### What you are asked to do
Could you repeat the records below exactly, leaving out any pictures?

[Figure collection entries]
START
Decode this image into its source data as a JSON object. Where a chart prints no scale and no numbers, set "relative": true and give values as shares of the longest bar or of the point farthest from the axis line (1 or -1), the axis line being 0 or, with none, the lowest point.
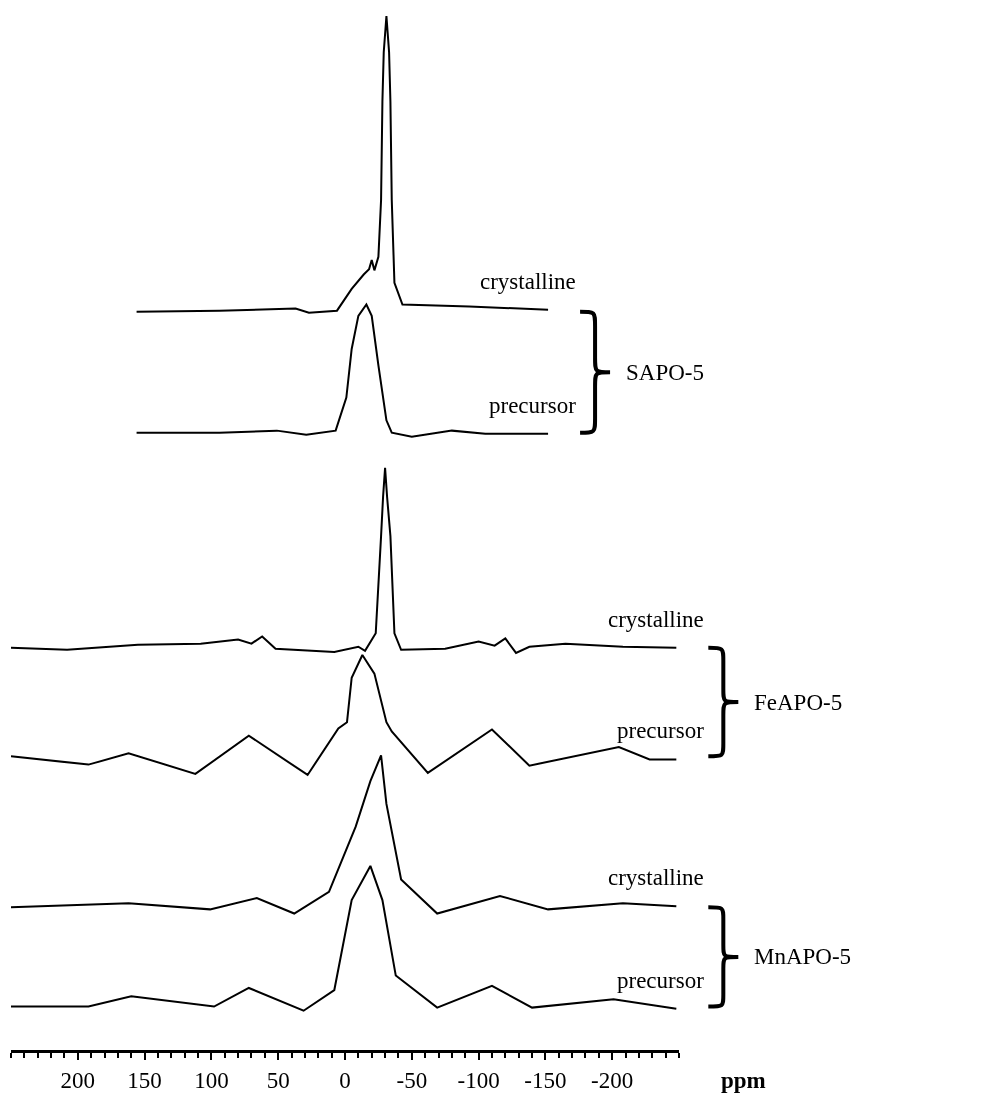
{
  "chart_data": {
    "type": "line",
    "relative": true,
    "xlabel": "ppm",
    "xlim": [
      250,
      -250
    ],
    "xticks": [
      200,
      150,
      100,
      50,
      0,
      -50,
      -100,
      -150,
      -200
    ],
    "annotations": [
      "SAPO-5",
      "FeAPO-5",
      "MnAPO-5"
    ],
    "series": [
      {
        "name": "crystalline",
        "color": "#000000",
        "x": [
          156,
          94,
          37,
          27,
          6,
          -5,
          -14,
          -18,
          -20,
          -22,
          -25,
          -27,
          -28,
          -29,
          -31,
          -33,
          -34,
          -35,
          -37,
          -43,
          -93,
          -152
        ],
        "values": [
          0.714,
          0.715,
          0.717,
          0.713,
          0.715,
          0.736,
          0.75,
          0.755,
          0.764,
          0.754,
          0.767,
          0.822,
          0.917,
          0.965,
          1.0,
          0.965,
          0.917,
          0.822,
          0.742,
          0.721,
          0.719,
          0.716
        ]
      },
      {
        "name": "precursor",
        "color": "#000000",
        "x": [
          156,
          94,
          51,
          29,
          7,
          -1,
          -5,
          -10,
          -16,
          -20,
          -25,
          -31,
          -35,
          -50,
          -80,
          -105,
          -152
        ],
        "values": [
          0.597,
          0.597,
          0.599,
          0.595,
          0.599,
          0.631,
          0.678,
          0.71,
          0.721,
          0.71,
          0.662,
          0.609,
          0.597,
          0.593,
          0.599,
          0.596,
          0.596
        ]
      },
      {
        "name": "crystalline",
        "color": "#000000",
        "x": [
          250,
          208,
          155,
          108,
          80,
          70,
          62,
          52,
          8,
          -10,
          -15,
          -23,
          -27,
          -28.5,
          -30,
          -31.5,
          -34,
          -37,
          -42,
          -75,
          -100,
          -112,
          -120,
          -128,
          -138,
          -165,
          -208,
          -248
        ],
        "values": [
          0.389,
          0.387,
          0.392,
          0.393,
          0.397,
          0.393,
          0.4,
          0.388,
          0.385,
          0.39,
          0.386,
          0.403,
          0.497,
          0.535,
          0.563,
          0.535,
          0.497,
          0.403,
          0.387,
          0.388,
          0.395,
          0.391,
          0.398,
          0.384,
          0.39,
          0.393,
          0.39,
          0.389
        ]
      },
      {
        "name": "precursor",
        "color": "#000000",
        "x": [
          250,
          192,
          162,
          112,
          72,
          28,
          5,
          -1.5,
          -5,
          -13,
          -22,
          -31,
          -35,
          -62,
          -110,
          -138,
          -205,
          -228,
          -248
        ],
        "values": [
          0.284,
          0.276,
          0.287,
          0.267,
          0.304,
          0.266,
          0.311,
          0.317,
          0.36,
          0.382,
          0.364,
          0.317,
          0.308,
          0.268,
          0.31,
          0.275,
          0.293,
          0.281,
          0.281
        ]
      },
      {
        "name": "crystalline",
        "color": "#000000",
        "x": [
          250,
          162,
          101,
          66,
          38,
          12,
          -8,
          -19,
          -27,
          -31,
          -42,
          -69,
          -116,
          -152,
          -208,
          -248
        ],
        "values": [
          0.138,
          0.142,
          0.136,
          0.147,
          0.132,
          0.153,
          0.216,
          0.26,
          0.285,
          0.238,
          0.165,
          0.132,
          0.149,
          0.136,
          0.142,
          0.139
        ]
      },
      {
        "name": "precursor",
        "color": "#000000",
        "x": [
          250,
          192,
          160,
          98,
          72,
          31,
          8,
          -5,
          -19,
          -28,
          -38,
          -69,
          -110,
          -140,
          -201,
          -248
        ],
        "values": [
          0.042,
          0.042,
          0.052,
          0.042,
          0.06,
          0.038,
          0.058,
          0.145,
          0.178,
          0.145,
          0.072,
          0.041,
          0.062,
          0.041,
          0.049,
          0.04
        ]
      }
    ]
  }
}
END
### Task result
Decode this image into its source data as a JSON object. Where a chart prints no scale and no numbers, set "relative": true and give values as shares of the longest bar or of the point farthest from the axis line (1 or -1), the axis line being 0 or, with none, the lowest point.
{
  "chart_data": {
    "type": "line",
    "relative": true,
    "xlabel": "ppm",
    "xlim": [
      250,
      -250
    ],
    "xticks": [
      200,
      150,
      100,
      50,
      0,
      -50,
      -100,
      -150,
      -200
    ],
    "annotations": [
      "SAPO-5",
      "FeAPO-5",
      "MnAPO-5"
    ],
    "series": [
      {
        "name": "crystalline",
        "color": "#000000",
        "x": [
          156,
          94,
          37,
          27,
          6,
          -5,
          -14,
          -18,
          -20,
          -22,
          -25,
          -27,
          -28,
          -29,
          -31,
          -33,
          -34,
          -35,
          -37,
          -43,
          -93,
          -152
        ],
        "values": [
          0.714,
          0.715,
          0.717,
          0.713,
          0.715,
          0.736,
          0.75,
          0.755,
          0.764,
          0.754,
          0.767,
          0.822,
          0.917,
          0.965,
          1.0,
          0.965,
          0.917,
          0.822,
          0.742,
          0.721,
          0.719,
          0.716
        ]
      },
      {
        "name": "precursor",
        "color": "#000000",
        "x": [
          156,
          94,
          51,
          29,
          7,
          -1,
          -5,
          -10,
          -16,
          -20,
          -25,
          -31,
          -35,
          -50,
          -80,
          -105,
          -152
        ],
        "values": [
          0.597,
          0.597,
          0.599,
          0.595,
          0.599,
          0.631,
          0.678,
          0.71,
          0.721,
          0.71,
          0.662,
          0.609,
          0.597,
          0.593,
          0.599,
          0.596,
          0.596
        ]
      },
      {
        "name": "crystalline",
        "color": "#000000",
        "x": [
          250,
          208,
          155,
          108,
          80,
          70,
          62,
          52,
          8,
          -10,
          -15,
          -23,
          -27,
          -28.5,
          -30,
          -31.5,
          -34,
          -37,
          -42,
          -75,
          -100,
          -112,
          -120,
          -128,
          -138,
          -165,
          -208,
          -248
        ],
        "values": [
          0.389,
          0.387,
          0.392,
          0.393,
          0.397,
          0.393,
          0.4,
          0.388,
          0.385,
          0.39,
          0.386,
          0.403,
          0.497,
          0.535,
          0.563,
          0.535,
          0.497,
          0.403,
          0.387,
          0.388,
          0.395,
          0.391,
          0.398,
          0.384,
          0.39,
          0.393,
          0.39,
          0.389
        ]
      },
      {
        "name": "precursor",
        "color": "#000000",
        "x": [
          250,
          192,
          162,
          112,
          72,
          28,
          5,
          -1.5,
          -5,
          -13,
          -22,
          -31,
          -35,
          -62,
          -110,
          -138,
          -205,
          -228,
          -248
        ],
        "values": [
          0.284,
          0.276,
          0.287,
          0.267,
          0.304,
          0.266,
          0.311,
          0.317,
          0.36,
          0.382,
          0.364,
          0.317,
          0.308,
          0.268,
          0.31,
          0.275,
          0.293,
          0.281,
          0.281
        ]
      },
      {
        "name": "crystalline",
        "color": "#000000",
        "x": [
          250,
          162,
          101,
          66,
          38,
          12,
          -8,
          -19,
          -27,
          -31,
          -42,
          -69,
          -116,
          -152,
          -208,
          -248
        ],
        "values": [
          0.138,
          0.142,
          0.136,
          0.147,
          0.132,
          0.153,
          0.216,
          0.26,
          0.285,
          0.238,
          0.165,
          0.132,
          0.149,
          0.136,
          0.142,
          0.139
        ]
      },
      {
        "name": "precursor",
        "color": "#000000",
        "x": [
          250,
          192,
          160,
          98,
          72,
          31,
          8,
          -5,
          -19,
          -28,
          -38,
          -69,
          -110,
          -140,
          -201,
          -248
        ],
        "values": [
          0.042,
          0.042,
          0.052,
          0.042,
          0.06,
          0.038,
          0.058,
          0.145,
          0.178,
          0.145,
          0.072,
          0.041,
          0.062,
          0.041,
          0.049,
          0.04
        ]
      }
    ]
  }
}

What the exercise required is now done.